EXERCISE REQUIREMENTS> Repeat what the lines below say, word for word, and skip every image.
## Start THE INPUT
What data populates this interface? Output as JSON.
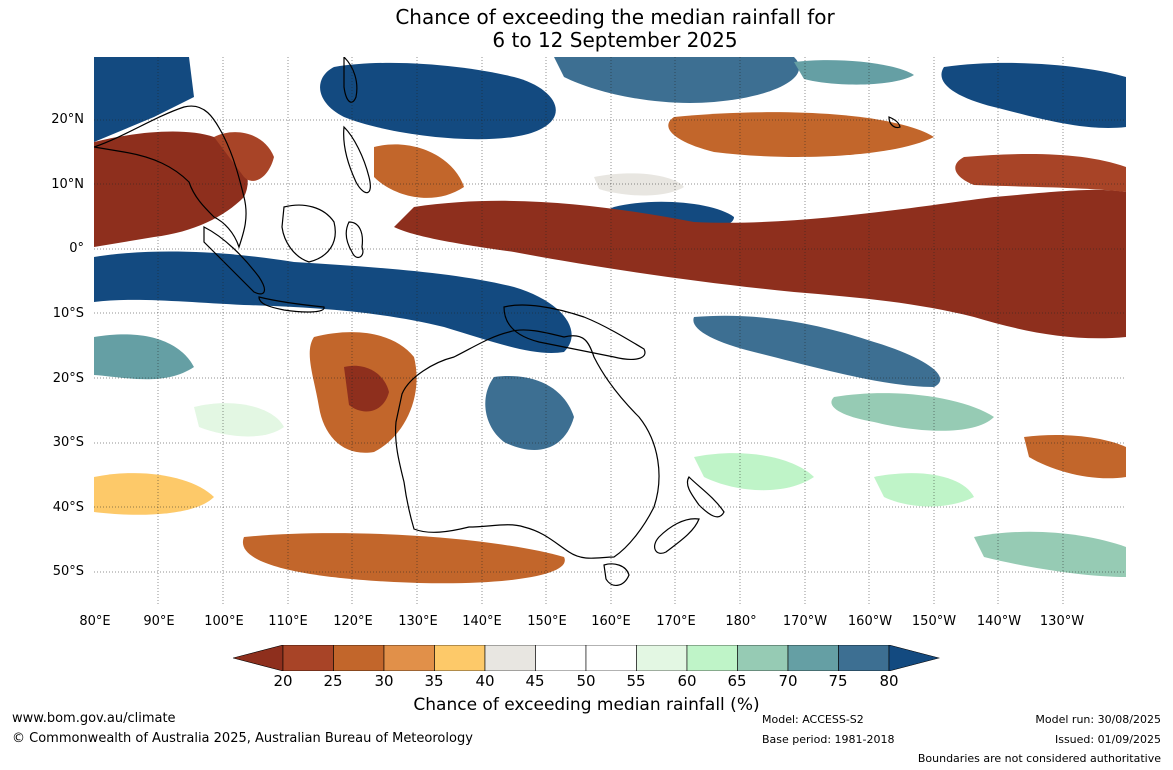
{
  "title_line1": "Chance of exceeding the median rainfall for",
  "title_line2": "6 to 12 September 2025",
  "map": {
    "lon_labels": [
      "80°E",
      "90°E",
      "100°E",
      "110°E",
      "120°E",
      "130°E",
      "140°E",
      "150°E",
      "160°E",
      "170°E",
      "180°",
      "170°W",
      "160°W",
      "150°W",
      "140°W",
      "130°W"
    ],
    "lat_labels": [
      "20°N",
      "10°N",
      "0°",
      "10°S",
      "20°S",
      "30°S",
      "40°S",
      "50°S"
    ],
    "lon_range": [
      "80°E",
      "121°W"
    ],
    "lat_range": [
      "55°S",
      "30°N"
    ],
    "gridlines": true,
    "colors": {
      "dry_strong": "#8e2f1d",
      "dry": "#c2662b",
      "dry_weak": "#f5c36a",
      "neutral": "#e8e6e1",
      "wet_weak": "#bff0c4",
      "wet": "#5f9ea0",
      "wet_strong": "#134a80",
      "land_outline": "#000000"
    }
  },
  "legend": {
    "title": "Chance of exceeding median rainfall (%)",
    "labels": [
      "20",
      "25",
      "30",
      "35",
      "40",
      "45",
      "50",
      "55",
      "60",
      "65",
      "70",
      "75",
      "80"
    ],
    "colors": [
      "#8e2f1d",
      "#a84427",
      "#c2662b",
      "#e19049",
      "#fdc969",
      "#e8e6e1",
      "#ffffff",
      "#ffffff",
      "#e3f7e3",
      "#bff4c8",
      "#96cbb4",
      "#659fa4",
      "#3d6f92",
      "#134a80"
    ]
  },
  "footer": {
    "website": "www.bom.gov.au/climate",
    "copyright": "© Commonwealth of Australia 2025, Australian Bureau of Meteorology",
    "model": "Model: ACCESS-S2",
    "base_period": "Base period: 1981-2018",
    "model_run": "Model run: 30/08/2025",
    "issued": "Issued: 01/09/2025",
    "disclaimer": "Boundaries are not considered authoritative"
  }
}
## End THE INPUT
ANSWER FOR THE TASK>
What data populates this interface? Output as JSON.
{
  "title_line1": "Chance of exceeding the median rainfall for",
  "title_line2": "6 to 12 September 2025",
  "map": {
    "lon_labels": [
      "80°E",
      "90°E",
      "100°E",
      "110°E",
      "120°E",
      "130°E",
      "140°E",
      "150°E",
      "160°E",
      "170°E",
      "180°",
      "170°W",
      "160°W",
      "150°W",
      "140°W",
      "130°W"
    ],
    "lat_labels": [
      "20°N",
      "10°N",
      "0°",
      "10°S",
      "20°S",
      "30°S",
      "40°S",
      "50°S"
    ],
    "lon_range": [
      "80°E",
      "121°W"
    ],
    "lat_range": [
      "55°S",
      "30°N"
    ],
    "gridlines": true,
    "colors": {
      "dry_strong": "#8e2f1d",
      "dry": "#c2662b",
      "dry_weak": "#f5c36a",
      "neutral": "#e8e6e1",
      "wet_weak": "#bff0c4",
      "wet": "#5f9ea0",
      "wet_strong": "#134a80",
      "land_outline": "#000000"
    }
  },
  "legend": {
    "title": "Chance of exceeding median rainfall (%)",
    "labels": [
      "20",
      "25",
      "30",
      "35",
      "40",
      "45",
      "50",
      "55",
      "60",
      "65",
      "70",
      "75",
      "80"
    ],
    "colors": [
      "#8e2f1d",
      "#a84427",
      "#c2662b",
      "#e19049",
      "#fdc969",
      "#e8e6e1",
      "#ffffff",
      "#ffffff",
      "#e3f7e3",
      "#bff4c8",
      "#96cbb4",
      "#659fa4",
      "#3d6f92",
      "#134a80"
    ]
  },
  "footer": {
    "website": "www.bom.gov.au/climate",
    "copyright": "© Commonwealth of Australia 2025, Australian Bureau of Meteorology",
    "model": "Model: ACCESS-S2",
    "base_period": "Base period: 1981-2018",
    "model_run": "Model run: 30/08/2025",
    "issued": "Issued: 01/09/2025",
    "disclaimer": "Boundaries are not considered authoritative"
  }
}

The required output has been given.